[Dataset items]
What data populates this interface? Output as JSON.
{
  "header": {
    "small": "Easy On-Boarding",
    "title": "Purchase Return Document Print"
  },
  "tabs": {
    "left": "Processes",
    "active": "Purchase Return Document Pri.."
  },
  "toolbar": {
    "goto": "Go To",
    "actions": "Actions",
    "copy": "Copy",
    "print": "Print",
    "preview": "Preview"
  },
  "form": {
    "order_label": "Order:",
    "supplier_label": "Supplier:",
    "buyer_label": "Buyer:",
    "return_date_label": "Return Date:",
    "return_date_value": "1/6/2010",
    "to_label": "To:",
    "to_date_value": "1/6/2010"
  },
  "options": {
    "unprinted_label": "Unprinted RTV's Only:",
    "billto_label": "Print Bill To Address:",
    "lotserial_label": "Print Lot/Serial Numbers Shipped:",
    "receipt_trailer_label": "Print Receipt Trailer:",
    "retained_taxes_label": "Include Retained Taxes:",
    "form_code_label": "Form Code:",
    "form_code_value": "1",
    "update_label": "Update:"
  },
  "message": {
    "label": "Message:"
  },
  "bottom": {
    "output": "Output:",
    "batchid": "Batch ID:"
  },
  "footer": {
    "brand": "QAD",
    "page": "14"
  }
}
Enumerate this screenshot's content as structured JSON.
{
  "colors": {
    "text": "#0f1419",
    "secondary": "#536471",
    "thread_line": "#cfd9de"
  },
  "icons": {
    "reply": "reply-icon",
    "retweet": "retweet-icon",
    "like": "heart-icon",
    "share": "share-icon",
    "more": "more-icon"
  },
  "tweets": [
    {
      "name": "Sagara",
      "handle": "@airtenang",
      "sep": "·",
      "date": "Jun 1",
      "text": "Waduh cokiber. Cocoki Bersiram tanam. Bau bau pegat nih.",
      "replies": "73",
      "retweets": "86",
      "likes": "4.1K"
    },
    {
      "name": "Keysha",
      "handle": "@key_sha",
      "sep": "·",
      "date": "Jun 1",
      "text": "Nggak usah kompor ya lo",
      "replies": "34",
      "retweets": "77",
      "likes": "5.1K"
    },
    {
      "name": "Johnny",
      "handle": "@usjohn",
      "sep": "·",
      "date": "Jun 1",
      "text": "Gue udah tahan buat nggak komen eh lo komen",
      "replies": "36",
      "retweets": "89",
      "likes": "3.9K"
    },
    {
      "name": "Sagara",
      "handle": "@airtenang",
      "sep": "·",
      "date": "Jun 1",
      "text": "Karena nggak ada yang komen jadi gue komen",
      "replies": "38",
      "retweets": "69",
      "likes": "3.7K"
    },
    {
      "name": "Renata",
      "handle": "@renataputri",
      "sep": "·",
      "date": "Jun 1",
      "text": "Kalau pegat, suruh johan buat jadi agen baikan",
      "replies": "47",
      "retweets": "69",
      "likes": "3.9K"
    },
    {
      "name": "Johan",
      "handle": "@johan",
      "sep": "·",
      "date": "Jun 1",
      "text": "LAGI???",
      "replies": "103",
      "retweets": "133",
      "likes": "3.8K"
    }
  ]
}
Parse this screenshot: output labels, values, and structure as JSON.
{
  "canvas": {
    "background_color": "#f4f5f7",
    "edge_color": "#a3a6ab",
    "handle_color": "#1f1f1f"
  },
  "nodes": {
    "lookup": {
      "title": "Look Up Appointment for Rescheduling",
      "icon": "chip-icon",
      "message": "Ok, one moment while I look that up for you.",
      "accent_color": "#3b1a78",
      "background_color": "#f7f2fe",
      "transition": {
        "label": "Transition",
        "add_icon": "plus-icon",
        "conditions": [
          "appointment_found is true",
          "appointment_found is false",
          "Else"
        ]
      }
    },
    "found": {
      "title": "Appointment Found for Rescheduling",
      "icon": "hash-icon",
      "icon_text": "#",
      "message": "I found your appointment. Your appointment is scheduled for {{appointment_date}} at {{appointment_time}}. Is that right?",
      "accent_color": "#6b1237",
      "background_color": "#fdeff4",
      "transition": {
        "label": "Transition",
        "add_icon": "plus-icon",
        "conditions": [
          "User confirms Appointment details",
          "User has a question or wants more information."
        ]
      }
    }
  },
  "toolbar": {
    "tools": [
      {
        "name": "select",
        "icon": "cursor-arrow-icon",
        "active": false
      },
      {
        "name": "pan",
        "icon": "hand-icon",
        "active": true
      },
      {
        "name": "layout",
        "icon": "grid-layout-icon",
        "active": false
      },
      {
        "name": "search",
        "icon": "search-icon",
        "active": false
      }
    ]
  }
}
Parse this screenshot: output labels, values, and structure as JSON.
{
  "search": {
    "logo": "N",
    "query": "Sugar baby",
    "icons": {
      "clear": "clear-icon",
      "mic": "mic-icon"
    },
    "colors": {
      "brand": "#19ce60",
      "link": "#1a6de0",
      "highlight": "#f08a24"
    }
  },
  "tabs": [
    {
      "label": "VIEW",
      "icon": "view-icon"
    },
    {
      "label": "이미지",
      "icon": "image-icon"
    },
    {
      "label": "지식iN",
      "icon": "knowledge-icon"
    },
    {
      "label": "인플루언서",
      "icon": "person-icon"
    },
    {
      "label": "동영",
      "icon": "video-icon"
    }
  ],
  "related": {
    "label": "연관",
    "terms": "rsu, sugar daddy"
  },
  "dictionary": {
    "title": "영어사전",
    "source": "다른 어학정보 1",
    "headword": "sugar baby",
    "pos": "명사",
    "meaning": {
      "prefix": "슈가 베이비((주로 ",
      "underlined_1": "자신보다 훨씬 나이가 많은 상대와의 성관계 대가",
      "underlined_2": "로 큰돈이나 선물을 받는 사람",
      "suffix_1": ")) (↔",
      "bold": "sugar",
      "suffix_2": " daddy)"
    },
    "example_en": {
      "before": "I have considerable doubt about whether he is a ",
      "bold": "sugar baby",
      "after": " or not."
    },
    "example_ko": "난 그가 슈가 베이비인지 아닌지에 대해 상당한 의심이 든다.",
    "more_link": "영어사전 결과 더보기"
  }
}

## Instruction
Write out every entry again exactly, please, with nothing missing.

## Solved problem
What data populates this interface? Output as JSON.
{
  "header": {
    "small": "Easy On-Boarding",
    "title": "Purchase Return Document Print"
  },
  "tabs": {
    "left": "Processes",
    "active": "Purchase Return Document Pri.."
  },
  "toolbar": {
    "goto": "Go To",
    "actions": "Actions",
    "copy": "Copy",
    "print": "Print",
    "preview": "Preview"
  },
  "form": {
    "order_label": "Order:",
    "supplier_label": "Supplier:",
    "buyer_label": "Buyer:",
    "return_date_label": "Return Date:",
    "return_date_value": "1/6/2010",
    "to_label": "To:",
    "to_date_value": "1/6/2010"
  },
  "options": {
    "unprinted_label": "Unprinted RTV's Only:",
    "billto_label": "Print Bill To Address:",
    "lotserial_label": "Print Lot/Serial Numbers Shipped:",
    "receipt_trailer_label": "Print Receipt Trailer:",
    "retained_taxes_label": "Include Retained Taxes:",
    "form_code_label": "Form Code:",
    "form_code_value": "1",
    "update_label": "Update:"
  },
  "message": {
    "label": "Message:"
  },
  "bottom": {
    "output": "Output:",
    "batchid": "Batch ID:"
  },
  "footer": {
    "brand": "QAD",
    "page": "14"
  }
}
Enumerate this screenshot's content as structured JSON.
{
  "colors": {
    "text": "#0f1419",
    "secondary": "#536471",
    "thread_line": "#cfd9de"
  },
  "icons": {
    "reply": "reply-icon",
    "retweet": "retweet-icon",
    "like": "heart-icon",
    "share": "share-icon",
    "more": "more-icon"
  },
  "tweets": [
    {
      "name": "Sagara",
      "handle": "@airtenang",
      "sep": "·",
      "date": "Jun 1",
      "text": "Waduh cokiber. Cocoki Bersiram tanam. Bau bau pegat nih.",
      "replies": "73",
      "retweets": "86",
      "likes": "4.1K"
    },
    {
      "name": "Keysha",
      "handle": "@key_sha",
      "sep": "·",
      "date": "Jun 1",
      "text": "Nggak usah kompor ya lo",
      "replies": "34",
      "retweets": "77",
      "likes": "5.1K"
    },
    {
      "name": "Johnny",
      "handle": "@usjohn",
      "sep": "·",
      "date": "Jun 1",
      "text": "Gue udah tahan buat nggak komen eh lo komen",
      "replies": "36",
      "retweets": "89",
      "likes": "3.9K"
    },
    {
      "name": "Sagara",
      "handle": "@airtenang",
      "sep": "·",
      "date": "Jun 1",
      "text": "Karena nggak ada yang komen jadi gue komen",
      "replies": "38",
      "retweets": "69",
      "likes": "3.7K"
    },
    {
      "name": "Renata",
      "handle": "@renataputri",
      "sep": "·",
      "date": "Jun 1",
      "text": "Kalau pegat, suruh johan buat jadi agen baikan",
      "replies": "47",
      "retweets": "69",
      "likes": "3.9K"
    },
    {
      "name": "Johan",
      "handle": "@johan",
      "sep": "·",
      "date": "Jun 1",
      "text": "LAGI???",
      "replies": "103",
      "retweets": "133",
      "likes": "3.8K"
    }
  ]
}
Parse this screenshot: output labels, values, and structure as JSON.
{
  "canvas": {
    "background_color": "#f4f5f7",
    "edge_color": "#a3a6ab",
    "handle_color": "#1f1f1f"
  },
  "nodes": {
    "lookup": {
      "title": "Look Up Appointment for Rescheduling",
      "icon": "chip-icon",
      "message": "Ok, one moment while I look that up for you.",
      "accent_color": "#3b1a78",
      "background_color": "#f7f2fe",
      "transition": {
        "label": "Transition",
        "add_icon": "plus-icon",
        "conditions": [
          "appointment_found is true",
          "appointment_found is false",
          "Else"
        ]
      }
    },
    "found": {
      "title": "Appointment Found for Rescheduling",
      "icon": "hash-icon",
      "icon_text": "#",
      "message": "I found your appointment. Your appointment is scheduled for {{appointment_date}} at {{appointment_time}}. Is that right?",
      "accent_color": "#6b1237",
      "background_color": "#fdeff4",
      "transition": {
        "label": "Transition",
        "add_icon": "plus-icon",
        "conditions": [
          "User confirms Appointment details",
          "User has a question or wants more information."
        ]
      }
    }
  },
  "toolbar": {
    "tools": [
      {
        "name": "select",
        "icon": "cursor-arrow-icon",
        "active": false
      },
      {
        "name": "pan",
        "icon": "hand-icon",
        "active": true
      },
      {
        "name": "layout",
        "icon": "grid-layout-icon",
        "active": false
      },
      {
        "name": "search",
        "icon": "search-icon",
        "active": false
      }
    ]
  }
}
Parse this screenshot: output labels, values, and structure as JSON.
{
  "search": {
    "logo": "N",
    "query": "Sugar baby",
    "icons": {
      "clear": "clear-icon",
      "mic": "mic-icon"
    },
    "colors": {
      "brand": "#19ce60",
      "link": "#1a6de0",
      "highlight": "#f08a24"
    }
  },
  "tabs": [
    {
      "label": "VIEW",
      "icon": "view-icon"
    },
    {
      "label": "이미지",
      "icon": "image-icon"
    },
    {
      "label": "지식iN",
      "icon": "knowledge-icon"
    },
    {
      "label": "인플루언서",
      "icon": "person-icon"
    },
    {
      "label": "동영",
      "icon": "video-icon"
    }
  ],
  "related": {
    "label": "연관",
    "terms": "rsu, sugar daddy"
  },
  "dictionary": {
    "title": "영어사전",
    "source": "다른 어학정보 1",
    "headword": "sugar baby",
    "pos": "명사",
    "meaning": {
      "prefix": "슈가 베이비((주로 ",
      "underlined_1": "자신보다 훨씬 나이가 많은 상대와의 성관계 대가",
      "underlined_2": "로 큰돈이나 선물을 받는 사람",
      "suffix_1": ")) (↔",
      "bold": "sugar",
      "suffix_2": " daddy)"
    },
    "example_en": {
      "before": "I have considerable doubt about whether he is a ",
      "bold": "sugar baby",
      "after": " or not."
    },
    "example_ko": "난 그가 슈가 베이비인지 아닌지에 대해 상당한 의심이 든다.",
    "more_link": "영어사전 결과 더보기"
  }
}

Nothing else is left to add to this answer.